**Stated exercise**
Repeat the material exactly, leaving nothing out.

**Supplied records**
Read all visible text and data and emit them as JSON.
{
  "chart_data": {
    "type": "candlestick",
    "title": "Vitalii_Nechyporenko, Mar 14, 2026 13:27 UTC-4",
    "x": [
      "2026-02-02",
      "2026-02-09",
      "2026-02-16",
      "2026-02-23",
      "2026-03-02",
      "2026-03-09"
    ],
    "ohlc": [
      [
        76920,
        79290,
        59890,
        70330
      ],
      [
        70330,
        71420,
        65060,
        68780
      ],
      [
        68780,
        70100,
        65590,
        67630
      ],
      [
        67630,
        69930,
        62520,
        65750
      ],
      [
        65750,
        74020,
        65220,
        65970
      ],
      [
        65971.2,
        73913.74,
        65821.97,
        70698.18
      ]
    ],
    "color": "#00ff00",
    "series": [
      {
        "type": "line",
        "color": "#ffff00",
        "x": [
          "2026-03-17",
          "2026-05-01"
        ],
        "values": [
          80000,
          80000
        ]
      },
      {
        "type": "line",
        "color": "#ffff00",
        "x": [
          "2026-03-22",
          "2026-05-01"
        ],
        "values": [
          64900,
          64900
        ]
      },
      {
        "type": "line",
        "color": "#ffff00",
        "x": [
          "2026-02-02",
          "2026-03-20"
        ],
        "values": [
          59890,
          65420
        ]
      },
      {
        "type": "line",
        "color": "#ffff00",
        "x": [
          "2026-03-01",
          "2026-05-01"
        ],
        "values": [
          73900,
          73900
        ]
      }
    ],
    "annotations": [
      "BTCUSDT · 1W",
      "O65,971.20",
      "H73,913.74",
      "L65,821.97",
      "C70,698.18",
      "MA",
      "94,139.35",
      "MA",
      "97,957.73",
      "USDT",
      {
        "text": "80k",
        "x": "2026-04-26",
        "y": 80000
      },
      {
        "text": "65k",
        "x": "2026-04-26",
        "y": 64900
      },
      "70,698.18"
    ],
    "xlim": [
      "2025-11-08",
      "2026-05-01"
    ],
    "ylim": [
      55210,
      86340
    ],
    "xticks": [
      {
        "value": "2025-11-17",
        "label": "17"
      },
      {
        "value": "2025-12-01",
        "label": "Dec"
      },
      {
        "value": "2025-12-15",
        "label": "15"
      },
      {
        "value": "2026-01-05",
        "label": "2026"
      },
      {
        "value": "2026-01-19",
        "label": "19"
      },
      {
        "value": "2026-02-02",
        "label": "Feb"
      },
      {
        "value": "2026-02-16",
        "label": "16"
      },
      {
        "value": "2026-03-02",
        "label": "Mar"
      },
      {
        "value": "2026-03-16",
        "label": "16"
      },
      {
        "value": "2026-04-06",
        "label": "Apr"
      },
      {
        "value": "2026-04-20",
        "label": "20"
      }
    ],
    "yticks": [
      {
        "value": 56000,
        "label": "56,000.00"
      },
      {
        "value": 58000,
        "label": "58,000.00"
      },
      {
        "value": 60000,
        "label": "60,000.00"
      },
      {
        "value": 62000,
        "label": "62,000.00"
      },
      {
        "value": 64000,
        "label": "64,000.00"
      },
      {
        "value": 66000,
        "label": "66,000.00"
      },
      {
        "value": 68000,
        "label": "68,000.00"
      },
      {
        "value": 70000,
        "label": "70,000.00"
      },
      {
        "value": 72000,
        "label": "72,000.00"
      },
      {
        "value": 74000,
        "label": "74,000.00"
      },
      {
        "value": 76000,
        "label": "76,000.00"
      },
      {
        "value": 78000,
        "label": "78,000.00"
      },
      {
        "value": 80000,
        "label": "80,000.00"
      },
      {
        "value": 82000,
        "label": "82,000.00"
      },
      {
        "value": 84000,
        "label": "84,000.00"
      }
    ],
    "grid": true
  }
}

**Worked answer**
Read all visible text and data and emit them as JSON.
{
  "chart_data": {
    "type": "candlestick",
    "title": "Vitalii_Nechyporenko, Mar 14, 2026 13:27 UTC-4",
    "x": [
      "2026-02-02",
      "2026-02-09",
      "2026-02-16",
      "2026-02-23",
      "2026-03-02",
      "2026-03-09"
    ],
    "ohlc": [
      [
        76920,
        79290,
        59890,
        70330
      ],
      [
        70330,
        71420,
        65060,
        68780
      ],
      [
        68780,
        70100,
        65590,
        67630
      ],
      [
        67630,
        69930,
        62520,
        65750
      ],
      [
        65750,
        74020,
        65220,
        65970
      ],
      [
        65971.2,
        73913.74,
        65821.97,
        70698.18
      ]
    ],
    "color": "#00ff00",
    "series": [
      {
        "type": "line",
        "color": "#ffff00",
        "x": [
          "2026-03-17",
          "2026-05-01"
        ],
        "values": [
          80000,
          80000
        ]
      },
      {
        "type": "line",
        "color": "#ffff00",
        "x": [
          "2026-03-22",
          "2026-05-01"
        ],
        "values": [
          64900,
          64900
        ]
      },
      {
        "type": "line",
        "color": "#ffff00",
        "x": [
          "2026-02-02",
          "2026-03-20"
        ],
        "values": [
          59890,
          65420
        ]
      },
      {
        "type": "line",
        "color": "#ffff00",
        "x": [
          "2026-03-01",
          "2026-05-01"
        ],
        "values": [
          73900,
          73900
        ]
      }
    ],
    "annotations": [
      "BTCUSDT · 1W",
      "O65,971.20",
      "H73,913.74",
      "L65,821.97",
      "C70,698.18",
      "MA",
      "94,139.35",
      "MA",
      "97,957.73",
      "USDT",
      {
        "text": "80k",
        "x": "2026-04-26",
        "y": 80000
      },
      {
        "text": "65k",
        "x": "2026-04-26",
        "y": 64900
      },
      "70,698.18"
    ],
    "xlim": [
      "2025-11-08",
      "2026-05-01"
    ],
    "ylim": [
      55210,
      86340
    ],
    "xticks": [
      {
        "value": "2025-11-17",
        "label": "17"
      },
      {
        "value": "2025-12-01",
        "label": "Dec"
      },
      {
        "value": "2025-12-15",
        "label": "15"
      },
      {
        "value": "2026-01-05",
        "label": "2026"
      },
      {
        "value": "2026-01-19",
        "label": "19"
      },
      {
        "value": "2026-02-02",
        "label": "Feb"
      },
      {
        "value": "2026-02-16",
        "label": "16"
      },
      {
        "value": "2026-03-02",
        "label": "Mar"
      },
      {
        "value": "2026-03-16",
        "label": "16"
      },
      {
        "value": "2026-04-06",
        "label": "Apr"
      },
      {
        "value": "2026-04-20",
        "label": "20"
      }
    ],
    "yticks": [
      {
        "value": 56000,
        "label": "56,000.00"
      },
      {
        "value": 58000,
        "label": "58,000.00"
      },
      {
        "value": 60000,
        "label": "60,000.00"
      },
      {
        "value": 62000,
        "label": "62,000.00"
      },
      {
        "value": 64000,
        "label": "64,000.00"
      },
      {
        "value": 66000,
        "label": "66,000.00"
      },
      {
        "value": 68000,
        "label": "68,000.00"
      },
      {
        "value": 70000,
        "label": "70,000.00"
      },
      {
        "value": 72000,
        "label": "72,000.00"
      },
      {
        "value": 74000,
        "label": "74,000.00"
      },
      {
        "value": 76000,
        "label": "76,000.00"
      },
      {
        "value": 78000,
        "label": "78,000.00"
      },
      {
        "value": 80000,
        "label": "80,000.00"
      },
      {
        "value": 82000,
        "label": "82,000.00"
      },
      {
        "value": 84000,
        "label": "84,000.00"
      }
    ],
    "grid": true
  }
}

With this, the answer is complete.